— START SUPPLIED MATERIAL —

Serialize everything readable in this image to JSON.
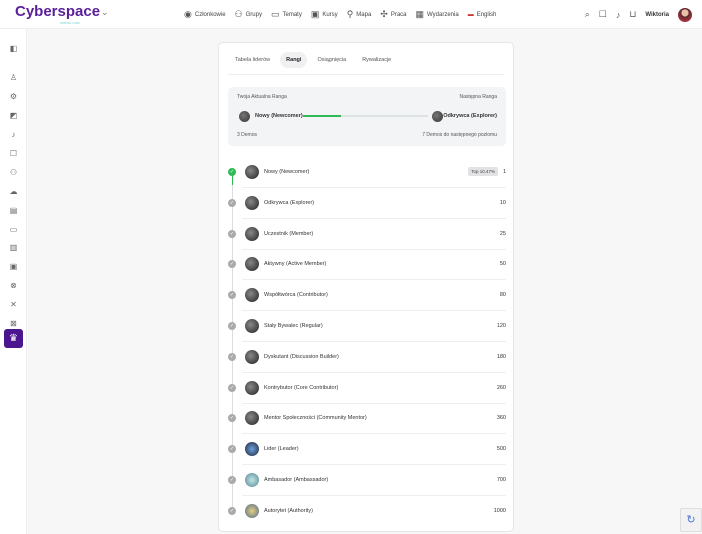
{
  "header": {
    "logo": "Cyberspace",
    "logo_sub": "PORTAL.COM",
    "nav": [
      {
        "icon": "user-circle-icon",
        "label": "Członkowie"
      },
      {
        "icon": "users-icon",
        "label": "Grupy"
      },
      {
        "icon": "chat-icon",
        "label": "Tematy"
      },
      {
        "icon": "course-icon",
        "label": "Kursy"
      },
      {
        "icon": "map-pin-icon",
        "label": "Mapa"
      },
      {
        "icon": "briefcase-icon",
        "label": "Praca"
      },
      {
        "icon": "calendar-icon",
        "label": "Wydarzenia"
      },
      {
        "icon": "flag-icon",
        "label": "English"
      }
    ],
    "user": "Wiktoria"
  },
  "tabs": [
    "Tabela liderów",
    "Rangi",
    "Osiągnięcia",
    "Rywalizacje"
  ],
  "active_tab": "Rangi",
  "current": {
    "label": "Twoja Aktualna Ranga",
    "next_label": "Następna Ranga",
    "rank": "Nowy (Newcomer)",
    "next_rank": "Odkrywca (Explorer)",
    "points": "3 Demos",
    "remaining": "7 Demos do następnego poziomu",
    "progress_percent": 30
  },
  "ranks": [
    {
      "name": "Nowy (Newcomer)",
      "points": "1",
      "top": "Top 10.47%",
      "achieved": true
    },
    {
      "name": "Odkrywca (Explorer)",
      "points": "10"
    },
    {
      "name": "Uczestnik (Member)",
      "points": "25"
    },
    {
      "name": "Aktywny (Active Member)",
      "points": "50"
    },
    {
      "name": "Współtwórca (Contributor)",
      "points": "80"
    },
    {
      "name": "Stały Bywalec (Regular)",
      "points": "120"
    },
    {
      "name": "Dyskutant (Discussion Builder)",
      "points": "180"
    },
    {
      "name": "Kontrybutor (Core Contributor)",
      "points": "260"
    },
    {
      "name": "Mentor Społeczności (Community Mentor)",
      "points": "360"
    },
    {
      "name": "Lider (Leader)",
      "points": "500"
    },
    {
      "name": "Ambasador (Ambassador)",
      "points": "700"
    },
    {
      "name": "Autorytet (Authority)",
      "points": "1000"
    }
  ],
  "colors": {
    "brand": "#5a1e9a",
    "progress": "#2ebb55",
    "sidebar_active": "#4b1590"
  }
}
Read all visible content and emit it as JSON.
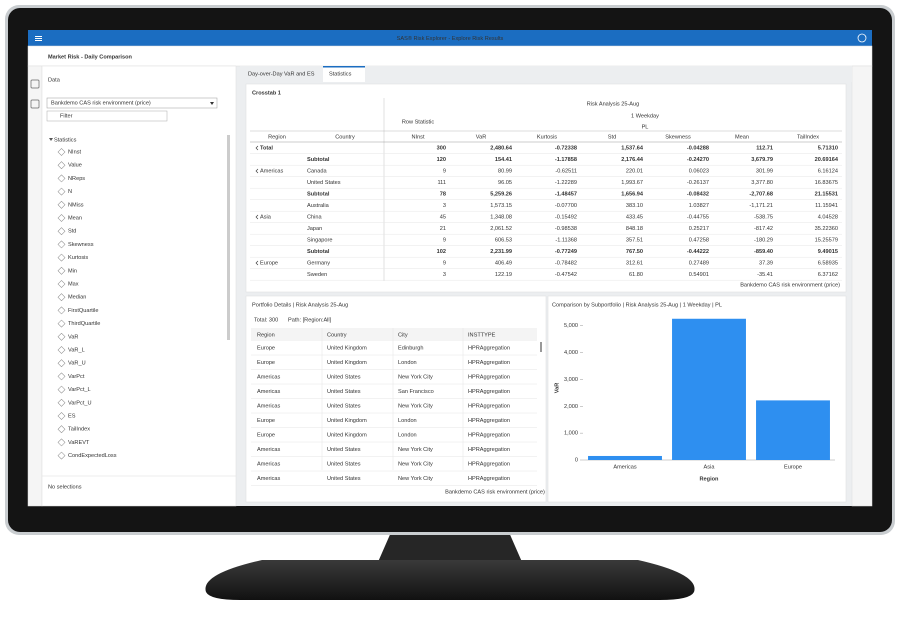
{
  "app_title": "SAS® Risk Explorer - Explore Risk Results",
  "page_title": "Market Risk - Daily Comparison",
  "data_panel": {
    "title": "Data",
    "source": "Bankdemo CAS risk environment (price)",
    "filter": "Filter",
    "group": "Statistics",
    "items": [
      "NInst",
      "Value",
      "NReps",
      "N",
      "NMiss",
      "Mean",
      "Std",
      "Skewness",
      "Kurtosis",
      "Min",
      "Max",
      "Median",
      "FirstQuartile",
      "ThirdQuartile",
      "VaR",
      "VaR_L",
      "VaR_U",
      "VarPct",
      "VarPct_L",
      "VarPct_U",
      "ES",
      "TailIndex",
      "VaREVT",
      "CondExpectedLoss"
    ],
    "selection": "No selections"
  },
  "tabs": [
    "Day-over-Day VaR and ES",
    "Statistics"
  ],
  "crosstab": {
    "title": "Crosstab 1",
    "header": "Risk Analysis 25-Aug",
    "row_statistic": "Row Statistic",
    "horizon": "1 Weekday",
    "measure": "PL",
    "columns": [
      "Region",
      "Country",
      "NInst",
      "VaR",
      "Kurtosis",
      "Std",
      "Skewness",
      "Mean",
      "TailIndex"
    ],
    "rows": [
      [
        "Total",
        null,
        "300",
        "2,480.64",
        "-0.72338",
        "1,537.64",
        "-0.04288",
        "112.71",
        "5.71310"
      ],
      [
        "Americas",
        "Subtotal",
        "120",
        "154.41",
        "-1.17858",
        "2,176.44",
        "-0.24270",
        "3,679.79",
        "20.69164"
      ],
      [
        null,
        "Canada",
        "9",
        "80.99",
        "-0.62511",
        "220.01",
        "0.06023",
        "301.99",
        "6.16124"
      ],
      [
        null,
        "United States",
        "111",
        "96.05",
        "-1.22289",
        "1,993.67",
        "-0.26137",
        "3,377.80",
        "16.83675"
      ],
      [
        "Asia",
        "Subtotal",
        "78",
        "5,259.26",
        "-1.48457",
        "1,656.94",
        "-0.08432",
        "-2,707.68",
        "21.15531"
      ],
      [
        null,
        "Australia",
        "3",
        "1,573.15",
        "-0.07700",
        "383.10",
        "1.03827",
        "-1,171.21",
        "11.15941"
      ],
      [
        null,
        "China",
        "45",
        "1,348.08",
        "-0.15492",
        "433.45",
        "-0.44755",
        "-538.75",
        "4.04528"
      ],
      [
        null,
        "Japan",
        "21",
        "2,061.52",
        "-0.98538",
        "848.18",
        "0.25217",
        "-817.42",
        "35.22360"
      ],
      [
        null,
        "Singapore",
        "9",
        "606.53",
        "-1.11368",
        "357.51",
        "0.47258",
        "-180.29",
        "15.25579"
      ],
      [
        "Europe",
        "Subtotal",
        "102",
        "2,231.99",
        "-0.77249",
        "767.50",
        "-0.44222",
        "-859.40",
        "9.49015"
      ],
      [
        null,
        "Germany",
        "9",
        "406.49",
        "-0.78482",
        "312.61",
        "0.27489",
        "37.39",
        "6.58935"
      ],
      [
        null,
        "Sweden",
        "3",
        "122.19",
        "-0.47542",
        "61.80",
        "0.54901",
        "-35.41",
        "6.37162"
      ]
    ],
    "footer": "Bankdemo CAS risk environment (price)"
  },
  "portfolio": {
    "title": "Portfolio Details | Risk Analysis 25-Aug",
    "total": "Total: 300",
    "path": "Path: [Region:All]",
    "columns": [
      "Region",
      "Country",
      "City",
      "INSTTYPE"
    ],
    "rows": [
      [
        "Europe",
        "United Kingdom",
        "Edinburgh",
        "HPRAggregation"
      ],
      [
        "Europe",
        "United Kingdom",
        "London",
        "HPRAggregation"
      ],
      [
        "Americas",
        "United States",
        "New York City",
        "HPRAggregation"
      ],
      [
        "Americas",
        "United States",
        "San Francisco",
        "HPRAggregation"
      ],
      [
        "Americas",
        "United States",
        "New York City",
        "HPRAggregation"
      ],
      [
        "Europe",
        "United Kingdom",
        "London",
        "HPRAggregation"
      ],
      [
        "Europe",
        "United Kingdom",
        "London",
        "HPRAggregation"
      ],
      [
        "Americas",
        "United States",
        "New York City",
        "HPRAggregation"
      ],
      [
        "Americas",
        "United States",
        "New York City",
        "HPRAggregation"
      ],
      [
        "Americas",
        "United States",
        "New York City",
        "HPRAggregation"
      ]
    ],
    "footer": "Bankdemo CAS risk environment (price)"
  },
  "chart_data": {
    "type": "bar",
    "title": "Comparison by Subportfolio | Risk Analysis 25-Aug | 1 Weekday | PL",
    "x_label": "Region",
    "y_label": "VaR",
    "categories": [
      "Americas",
      "Asia",
      "Europe"
    ],
    "values": [
      150,
      5260,
      2220
    ],
    "color": "#2e8ff0",
    "ylim": [
      0,
      5400
    ],
    "yticks": [
      0,
      {
        "value": 1000,
        "label": "1,000"
      },
      {
        "value": 2000,
        "label": "2,000"
      },
      {
        "value": 3000,
        "label": "3,000"
      },
      {
        "value": 4000,
        "label": "4,000"
      },
      {
        "value": 5000,
        "label": "5,000"
      }
    ]
  }
}
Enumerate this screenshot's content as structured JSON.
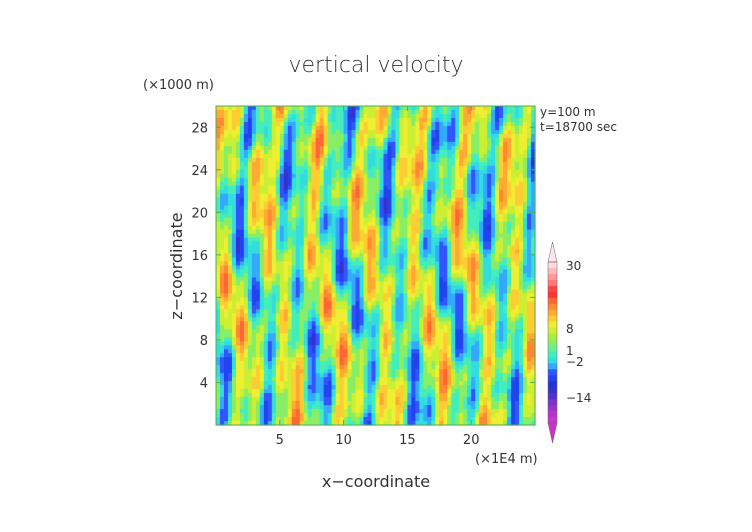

— END SUPPLIED MATERIAL —

**GOAL:** Give back the whole listing as it stands, minus its pictures.

**COMPLETED EXERCISE:**
Serialize everything readable in this image to JSON.
{
  "header": {
    "logo": "Cyberspace",
    "logo_sub": "PORTAL.COM",
    "nav": [
      {
        "icon": "user-circle-icon",
        "label": "Członkowie"
      },
      {
        "icon": "users-icon",
        "label": "Grupy"
      },
      {
        "icon": "chat-icon",
        "label": "Tematy"
      },
      {
        "icon": "course-icon",
        "label": "Kursy"
      },
      {
        "icon": "map-pin-icon",
        "label": "Mapa"
      },
      {
        "icon": "briefcase-icon",
        "label": "Praca"
      },
      {
        "icon": "calendar-icon",
        "label": "Wydarzenia"
      },
      {
        "icon": "flag-icon",
        "label": "English"
      }
    ],
    "user": "Wiktoria"
  },
  "tabs": [
    "Tabela liderów",
    "Rangi",
    "Osiągnięcia",
    "Rywalizacje"
  ],
  "active_tab": "Rangi",
  "current": {
    "label": "Twoja Aktualna Ranga",
    "next_label": "Następna Ranga",
    "rank": "Nowy (Newcomer)",
    "next_rank": "Odkrywca (Explorer)",
    "points": "3 Demos",
    "remaining": "7 Demos do następnego poziomu",
    "progress_percent": 30
  },
  "ranks": [
    {
      "name": "Nowy (Newcomer)",
      "points": "1",
      "top": "Top 10.47%",
      "achieved": true
    },
    {
      "name": "Odkrywca (Explorer)",
      "points": "10"
    },
    {
      "name": "Uczestnik (Member)",
      "points": "25"
    },
    {
      "name": "Aktywny (Active Member)",
      "points": "50"
    },
    {
      "name": "Współtwórca (Contributor)",
      "points": "80"
    },
    {
      "name": "Stały Bywalec (Regular)",
      "points": "120"
    },
    {
      "name": "Dyskutant (Discussion Builder)",
      "points": "180"
    },
    {
      "name": "Kontrybutor (Core Contributor)",
      "points": "260"
    },
    {
      "name": "Mentor Społeczności (Community Mentor)",
      "points": "360"
    },
    {
      "name": "Lider (Leader)",
      "points": "500"
    },
    {
      "name": "Ambasador (Ambassador)",
      "points": "700"
    },
    {
      "name": "Autorytet (Authority)",
      "points": "1000"
    }
  ],
  "colors": {
    "brand": "#5a1e9a",
    "progress": "#2ebb55",
    "sidebar_active": "#4b1590"
  }
}
Read all visible content and emit it as JSON.
{
  "app_title": "SAS® Risk Explorer - Explore Risk Results",
  "page_title": "Market Risk - Daily Comparison",
  "data_panel": {
    "title": "Data",
    "source": "Bankdemo CAS risk environment (price)",
    "filter": "Filter",
    "group": "Statistics",
    "items": [
      "NInst",
      "Value",
      "NReps",
      "N",
      "NMiss",
      "Mean",
      "Std",
      "Skewness",
      "Kurtosis",
      "Min",
      "Max",
      "Median",
      "FirstQuartile",
      "ThirdQuartile",
      "VaR",
      "VaR_L",
      "VaR_U",
      "VarPct",
      "VarPct_L",
      "VarPct_U",
      "ES",
      "TailIndex",
      "VaREVT",
      "CondExpectedLoss"
    ],
    "selection": "No selections"
  },
  "tabs": [
    "Day-over-Day VaR and ES",
    "Statistics"
  ],
  "crosstab": {
    "title": "Crosstab 1",
    "header": "Risk Analysis 25-Aug",
    "row_statistic": "Row Statistic",
    "horizon": "1 Weekday",
    "measure": "PL",
    "columns": [
      "Region",
      "Country",
      "NInst",
      "VaR",
      "Kurtosis",
      "Std",
      "Skewness",
      "Mean",
      "TailIndex"
    ],
    "rows": [
      [
        "Total",
        null,
        "300",
        "2,480.64",
        "-0.72338",
        "1,537.64",
        "-0.04288",
        "112.71",
        "5.71310"
      ],
      [
        "Americas",
        "Subtotal",
        "120",
        "154.41",
        "-1.17858",
        "2,176.44",
        "-0.24270",
        "3,679.79",
        "20.69164"
      ],
      [
        null,
        "Canada",
        "9",
        "80.99",
        "-0.62511",
        "220.01",
        "0.06023",
        "301.99",
        "6.16124"
      ],
      [
        null,
        "United States",
        "111",
        "96.05",
        "-1.22289",
        "1,993.67",
        "-0.26137",
        "3,377.80",
        "16.83675"
      ],
      [
        "Asia",
        "Subtotal",
        "78",
        "5,259.26",
        "-1.48457",
        "1,656.94",
        "-0.08432",
        "-2,707.68",
        "21.15531"
      ],
      [
        null,
        "Australia",
        "3",
        "1,573.15",
        "-0.07700",
        "383.10",
        "1.03827",
        "-1,171.21",
        "11.15941"
      ],
      [
        null,
        "China",
        "45",
        "1,348.08",
        "-0.15492",
        "433.45",
        "-0.44755",
        "-538.75",
        "4.04528"
      ],
      [
        null,
        "Japan",
        "21",
        "2,061.52",
        "-0.98538",
        "848.18",
        "0.25217",
        "-817.42",
        "35.22360"
      ],
      [
        null,
        "Singapore",
        "9",
        "606.53",
        "-1.11368",
        "357.51",
        "0.47258",
        "-180.29",
        "15.25579"
      ],
      [
        "Europe",
        "Subtotal",
        "102",
        "2,231.99",
        "-0.77249",
        "767.50",
        "-0.44222",
        "-859.40",
        "9.49015"
      ],
      [
        null,
        "Germany",
        "9",
        "406.49",
        "-0.78482",
        "312.61",
        "0.27489",
        "37.39",
        "6.58935"
      ],
      [
        null,
        "Sweden",
        "3",
        "122.19",
        "-0.47542",
        "61.80",
        "0.54901",
        "-35.41",
        "6.37162"
      ]
    ],
    "footer": "Bankdemo CAS risk environment (price)"
  },
  "portfolio": {
    "title": "Portfolio Details | Risk Analysis 25-Aug",
    "total": "Total: 300",
    "path": "Path: [Region:All]",
    "columns": [
      "Region",
      "Country",
      "City",
      "INSTTYPE"
    ],
    "rows": [
      [
        "Europe",
        "United Kingdom",
        "Edinburgh",
        "HPRAggregation"
      ],
      [
        "Europe",
        "United Kingdom",
        "London",
        "HPRAggregation"
      ],
      [
        "Americas",
        "United States",
        "New York City",
        "HPRAggregation"
      ],
      [
        "Americas",
        "United States",
        "San Francisco",
        "HPRAggregation"
      ],
      [
        "Americas",
        "United States",
        "New York City",
        "HPRAggregation"
      ],
      [
        "Europe",
        "United Kingdom",
        "London",
        "HPRAggregation"
      ],
      [
        "Europe",
        "United Kingdom",
        "London",
        "HPRAggregation"
      ],
      [
        "Americas",
        "United States",
        "New York City",
        "HPRAggregation"
      ],
      [
        "Americas",
        "United States",
        "New York City",
        "HPRAggregation"
      ],
      [
        "Americas",
        "United States",
        "New York City",
        "HPRAggregation"
      ]
    ],
    "footer": "Bankdemo CAS risk environment (price)"
  },
  "chart_data": {
    "type": "bar",
    "title": "Comparison by Subportfolio | Risk Analysis 25-Aug | 1 Weekday | PL",
    "x_label": "Region",
    "y_label": "VaR",
    "categories": [
      "Americas",
      "Asia",
      "Europe"
    ],
    "values": [
      150,
      5260,
      2220
    ],
    "color": "#2e8ff0",
    "ylim": [
      0,
      5400
    ],
    "yticks": [
      0,
      {
        "value": 1000,
        "label": "1,000"
      },
      {
        "value": 2000,
        "label": "2,000"
      },
      {
        "value": 3000,
        "label": "3,000"
      },
      {
        "value": 4000,
        "label": "4,000"
      },
      {
        "value": 5000,
        "label": "5,000"
      }
    ]
  }
}
Enumerate this screenshot's content as structured JSON.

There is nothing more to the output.